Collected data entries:
============================================================

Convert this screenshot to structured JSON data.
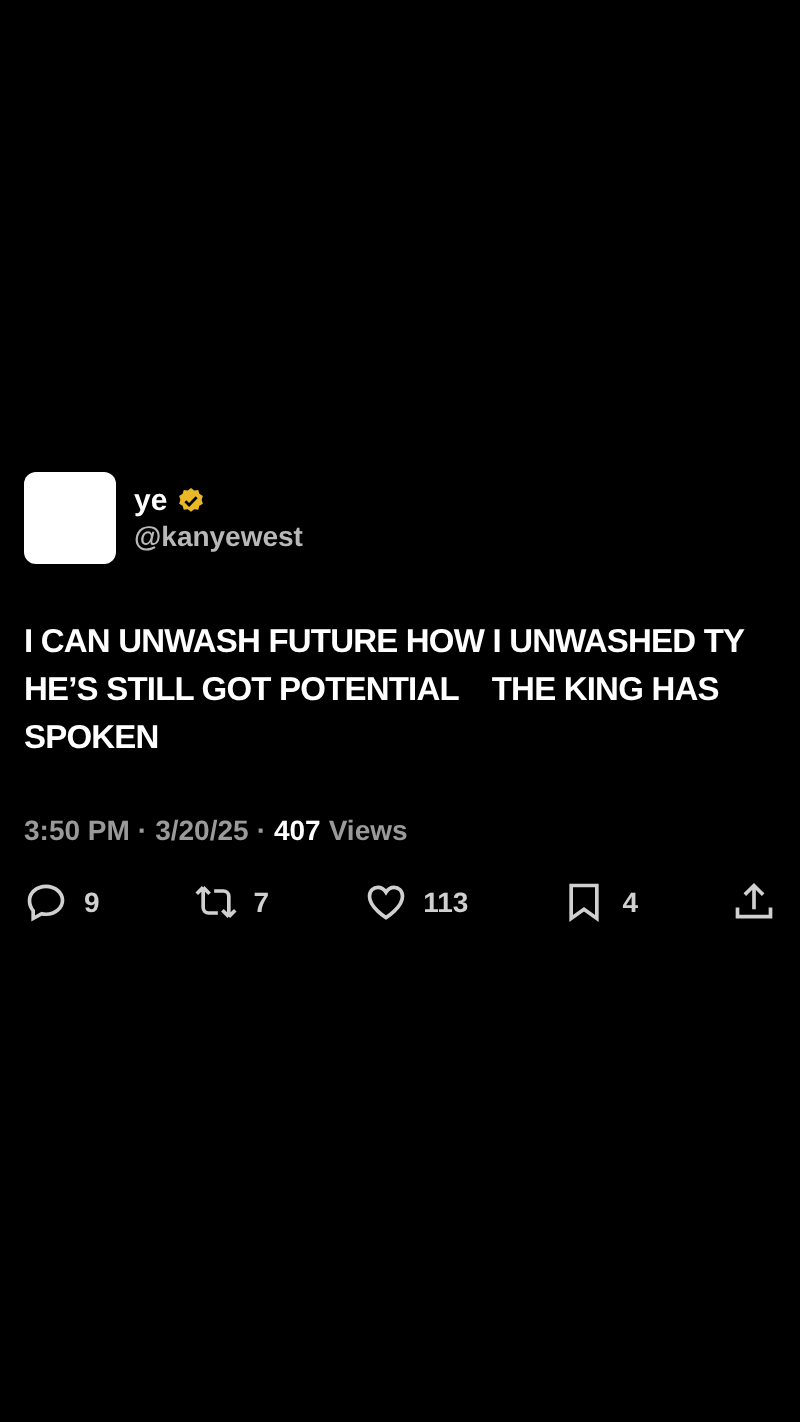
{
  "author": {
    "name": "ye",
    "handle": "@kanyewest",
    "verified": true
  },
  "text": "I CAN UNWASH FUTURE HOW I UNWASHED TY    HE’S STILL GOT POTENTIAL    THE KING HAS SPOKEN",
  "meta": {
    "time": "3:50 PM",
    "separator": "·",
    "date": "3/20/25",
    "views_count": "407",
    "views_label": "Views"
  },
  "actions": [
    {
      "kind": "reply",
      "count": "9"
    },
    {
      "kind": "repost",
      "count": "7"
    },
    {
      "kind": "like",
      "count": "113"
    },
    {
      "kind": "bookmark",
      "count": "4"
    },
    {
      "kind": "share"
    }
  ]
}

============================================================

> _Written request_: Every record above should come back exactly, but without its pictures.

> _In response_:
Convert this screenshot to structured JSON data.
{
  "author": {
    "name": "ye",
    "handle": "@kanyewest",
    "verified": true
  },
  "text": "I CAN UNWASH FUTURE HOW I UNWASHED TY    HE’S STILL GOT POTENTIAL    THE KING HAS SPOKEN",
  "meta": {
    "time": "3:50 PM",
    "separator": "·",
    "date": "3/20/25",
    "views_count": "407",
    "views_label": "Views"
  },
  "actions": [
    {
      "kind": "reply",
      "count": "9"
    },
    {
      "kind": "repost",
      "count": "7"
    },
    {
      "kind": "like",
      "count": "113"
    },
    {
      "kind": "bookmark",
      "count": "4"
    },
    {
      "kind": "share"
    }
  ]
}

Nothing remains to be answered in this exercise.